# [Dataset entries]
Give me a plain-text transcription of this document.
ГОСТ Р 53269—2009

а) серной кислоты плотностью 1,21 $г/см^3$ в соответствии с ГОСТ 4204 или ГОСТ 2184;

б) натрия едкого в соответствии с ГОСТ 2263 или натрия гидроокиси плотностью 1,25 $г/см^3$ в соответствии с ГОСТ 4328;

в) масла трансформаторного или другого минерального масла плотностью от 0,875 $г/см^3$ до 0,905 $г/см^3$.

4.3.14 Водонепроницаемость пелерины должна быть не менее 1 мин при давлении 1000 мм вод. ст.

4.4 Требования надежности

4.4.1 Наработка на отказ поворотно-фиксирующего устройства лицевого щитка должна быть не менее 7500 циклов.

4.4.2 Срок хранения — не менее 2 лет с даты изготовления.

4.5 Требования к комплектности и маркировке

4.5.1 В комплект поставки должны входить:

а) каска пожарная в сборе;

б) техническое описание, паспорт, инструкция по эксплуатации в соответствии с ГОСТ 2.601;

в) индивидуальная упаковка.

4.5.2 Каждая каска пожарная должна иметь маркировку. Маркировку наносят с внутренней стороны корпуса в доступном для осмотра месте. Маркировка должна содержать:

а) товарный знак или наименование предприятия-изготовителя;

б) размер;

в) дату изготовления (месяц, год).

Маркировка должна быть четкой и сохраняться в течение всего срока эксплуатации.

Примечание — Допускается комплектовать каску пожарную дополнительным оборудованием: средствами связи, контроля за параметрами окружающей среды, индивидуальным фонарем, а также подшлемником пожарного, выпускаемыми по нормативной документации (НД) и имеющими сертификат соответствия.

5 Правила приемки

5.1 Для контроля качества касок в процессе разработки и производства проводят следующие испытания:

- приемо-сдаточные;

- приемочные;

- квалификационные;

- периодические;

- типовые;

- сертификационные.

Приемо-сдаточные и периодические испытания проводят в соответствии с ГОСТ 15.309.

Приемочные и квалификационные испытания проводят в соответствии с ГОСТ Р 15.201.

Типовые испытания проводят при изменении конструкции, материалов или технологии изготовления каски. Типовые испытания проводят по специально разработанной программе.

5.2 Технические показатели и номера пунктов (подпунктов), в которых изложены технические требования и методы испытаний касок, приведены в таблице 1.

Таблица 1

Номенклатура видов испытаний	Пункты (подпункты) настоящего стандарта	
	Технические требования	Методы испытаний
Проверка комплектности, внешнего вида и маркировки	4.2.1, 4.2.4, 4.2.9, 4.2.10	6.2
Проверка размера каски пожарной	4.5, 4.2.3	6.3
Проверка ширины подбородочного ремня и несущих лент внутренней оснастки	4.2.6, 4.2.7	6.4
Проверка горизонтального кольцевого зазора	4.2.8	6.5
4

# [Instruction]
Each entry must be reproduced verbatim.

# [Solution to the problem]
Give me a plain-text transcription of this document.
ГОСТ Р 53269—2009

а) серной кислоты плотностью 1,21 $г/см^3$ в соответствии с ГОСТ 4204 или ГОСТ 2184;

б) натрия едкого в соответствии с ГОСТ 2263 или натрия гидроокиси плотностью 1,25 $г/см^3$ в соответствии с ГОСТ 4328;

в) масла трансформаторного или другого минерального масла плотностью от 0,875 $г/см^3$ до 0,905 $г/см^3$.

4.3.14 Водонепроницаемость пелерины должна быть не менее 1 мин при давлении 1000 мм вод. ст.

4.4 Требования надежности

4.4.1 Наработка на отказ поворотно-фиксирующего устройства лицевого щитка должна быть не менее 7500 циклов.

4.4.2 Срок хранения — не менее 2 лет с даты изготовления.

4.5 Требования к комплектности и маркировке

4.5.1 В комплект поставки должны входить:

а) каска пожарная в сборе;

б) техническое описание, паспорт, инструкция по эксплуатации в соответствии с ГОСТ 2.601;

в) индивидуальная упаковка.

4.5.2 Каждая каска пожарная должна иметь маркировку. Маркировку наносят с внутренней стороны корпуса в доступном для осмотра месте. Маркировка должна содержать:

а) товарный знак или наименование предприятия-изготовителя;

б) размер;

в) дату изготовления (месяц, год).

Маркировка должна быть четкой и сохраняться в течение всего срока эксплуатации.

Примечание — Допускается комплектовать каску пожарную дополнительным оборудованием: средствами связи, контроля за параметрами окружающей среды, индивидуальным фонарем, а также подшлемником пожарного, выпускаемыми по нормативной документации (НД) и имеющими сертификат соответствия.

5 Правила приемки

5.1 Для контроля качества касок в процессе разработки и производства проводят следующие испытания:

- приемо-сдаточные;

- приемочные;

- квалификационные;

- периодические;

- типовые;

- сертификационные.

Приемо-сдаточные и периодические испытания проводят в соответствии с ГОСТ 15.309.

Приемочные и квалификационные испытания проводят в соответствии с ГОСТ Р 15.201.

Типовые испытания проводят при изменении конструкции, материалов или технологии изготовления каски. Типовые испытания проводят по специально разработанной программе.

5.2 Технические показатели и номера пунктов (подпунктов), в которых изложены технические требования и методы испытаний касок, приведены в таблице 1.

Таблица 1

Номенклатура видов испытаний	Пункты (подпункты) настоящего стандарта	
	Технические требования	Методы испытаний
Проверка комплектности, внешнего вида и маркировки	4.2.1, 4.2.4, 4.2.9, 4.2.10	6.2
Проверка размера каски пожарной	4.5, 4.2.3	6.3
Проверка ширины подбородочного ремня и несущих лент внутренней оснастки	4.2.6, 4.2.7	6.4
Проверка горизонтального кольцевого зазора	4.2.8	6.5
4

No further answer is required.